> _INPUT ROWS_:
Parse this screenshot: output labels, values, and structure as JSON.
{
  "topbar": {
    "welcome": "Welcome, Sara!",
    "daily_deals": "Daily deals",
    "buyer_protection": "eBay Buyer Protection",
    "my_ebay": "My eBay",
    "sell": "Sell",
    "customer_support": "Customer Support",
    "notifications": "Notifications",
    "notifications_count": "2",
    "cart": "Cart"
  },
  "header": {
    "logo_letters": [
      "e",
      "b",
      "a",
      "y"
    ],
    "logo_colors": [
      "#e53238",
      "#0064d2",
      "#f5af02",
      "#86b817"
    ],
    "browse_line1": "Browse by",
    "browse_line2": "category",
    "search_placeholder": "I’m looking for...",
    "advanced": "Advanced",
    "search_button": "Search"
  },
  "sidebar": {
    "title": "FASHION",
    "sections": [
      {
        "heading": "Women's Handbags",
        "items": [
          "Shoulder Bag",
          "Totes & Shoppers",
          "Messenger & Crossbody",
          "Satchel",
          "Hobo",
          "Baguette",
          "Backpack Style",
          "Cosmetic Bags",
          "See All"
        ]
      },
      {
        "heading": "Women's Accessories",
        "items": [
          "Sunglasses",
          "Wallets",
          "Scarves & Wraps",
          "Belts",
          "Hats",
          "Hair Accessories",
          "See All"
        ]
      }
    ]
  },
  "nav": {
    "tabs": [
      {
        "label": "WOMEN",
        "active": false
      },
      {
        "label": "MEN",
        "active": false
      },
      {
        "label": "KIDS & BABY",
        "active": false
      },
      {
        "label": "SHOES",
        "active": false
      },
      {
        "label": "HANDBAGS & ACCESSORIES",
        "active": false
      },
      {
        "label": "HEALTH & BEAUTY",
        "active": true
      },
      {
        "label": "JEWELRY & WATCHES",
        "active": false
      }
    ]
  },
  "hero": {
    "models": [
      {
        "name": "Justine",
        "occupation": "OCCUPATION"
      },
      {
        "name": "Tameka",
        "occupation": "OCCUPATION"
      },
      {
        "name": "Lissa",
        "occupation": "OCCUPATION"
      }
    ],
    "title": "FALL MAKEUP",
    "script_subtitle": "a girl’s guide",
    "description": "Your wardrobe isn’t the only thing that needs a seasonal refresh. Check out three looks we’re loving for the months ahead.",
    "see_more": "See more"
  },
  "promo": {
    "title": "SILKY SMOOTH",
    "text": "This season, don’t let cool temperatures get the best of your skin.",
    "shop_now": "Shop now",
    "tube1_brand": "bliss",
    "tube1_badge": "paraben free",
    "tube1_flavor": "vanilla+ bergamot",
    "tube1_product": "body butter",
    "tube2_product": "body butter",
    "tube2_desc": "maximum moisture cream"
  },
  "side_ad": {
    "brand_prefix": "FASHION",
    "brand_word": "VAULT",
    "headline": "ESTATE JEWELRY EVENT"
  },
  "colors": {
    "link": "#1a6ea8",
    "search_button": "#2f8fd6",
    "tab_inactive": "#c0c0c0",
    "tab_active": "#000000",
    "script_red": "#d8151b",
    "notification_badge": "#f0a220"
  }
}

> _OBJECTIVE_: Print out the whole listing exactly as it appears.

> _CORRECT RESULT_:
Parse this screenshot: output labels, values, and structure as JSON.
{
  "topbar": {
    "welcome": "Welcome, Sara!",
    "daily_deals": "Daily deals",
    "buyer_protection": "eBay Buyer Protection",
    "my_ebay": "My eBay",
    "sell": "Sell",
    "customer_support": "Customer Support",
    "notifications": "Notifications",
    "notifications_count": "2",
    "cart": "Cart"
  },
  "header": {
    "logo_letters": [
      "e",
      "b",
      "a",
      "y"
    ],
    "logo_colors": [
      "#e53238",
      "#0064d2",
      "#f5af02",
      "#86b817"
    ],
    "browse_line1": "Browse by",
    "browse_line2": "category",
    "search_placeholder": "I’m looking for...",
    "advanced": "Advanced",
    "search_button": "Search"
  },
  "sidebar": {
    "title": "FASHION",
    "sections": [
      {
        "heading": "Women's Handbags",
        "items": [
          "Shoulder Bag",
          "Totes & Shoppers",
          "Messenger & Crossbody",
          "Satchel",
          "Hobo",
          "Baguette",
          "Backpack Style",
          "Cosmetic Bags",
          "See All"
        ]
      },
      {
        "heading": "Women's Accessories",
        "items": [
          "Sunglasses",
          "Wallets",
          "Scarves & Wraps",
          "Belts",
          "Hats",
          "Hair Accessories",
          "See All"
        ]
      }
    ]
  },
  "nav": {
    "tabs": [
      {
        "label": "WOMEN",
        "active": false
      },
      {
        "label": "MEN",
        "active": false
      },
      {
        "label": "KIDS & BABY",
        "active": false
      },
      {
        "label": "SHOES",
        "active": false
      },
      {
        "label": "HANDBAGS & ACCESSORIES",
        "active": false
      },
      {
        "label": "HEALTH & BEAUTY",
        "active": true
      },
      {
        "label": "JEWELRY & WATCHES",
        "active": false
      }
    ]
  },
  "hero": {
    "models": [
      {
        "name": "Justine",
        "occupation": "OCCUPATION"
      },
      {
        "name": "Tameka",
        "occupation": "OCCUPATION"
      },
      {
        "name": "Lissa",
        "occupation": "OCCUPATION"
      }
    ],
    "title": "FALL MAKEUP",
    "script_subtitle": "a girl’s guide",
    "description": "Your wardrobe isn’t the only thing that needs a seasonal refresh. Check out three looks we’re loving for the months ahead.",
    "see_more": "See more"
  },
  "promo": {
    "title": "SILKY SMOOTH",
    "text": "This season, don’t let cool temperatures get the best of your skin.",
    "shop_now": "Shop now",
    "tube1_brand": "bliss",
    "tube1_badge": "paraben free",
    "tube1_flavor": "vanilla+ bergamot",
    "tube1_product": "body butter",
    "tube2_product": "body butter",
    "tube2_desc": "maximum moisture cream"
  },
  "side_ad": {
    "brand_prefix": "FASHION",
    "brand_word": "VAULT",
    "headline": "ESTATE JEWELRY EVENT"
  },
  "colors": {
    "link": "#1a6ea8",
    "search_button": "#2f8fd6",
    "tab_inactive": "#c0c0c0",
    "tab_active": "#000000",
    "script_red": "#d8151b",
    "notification_badge": "#f0a220"
  }
}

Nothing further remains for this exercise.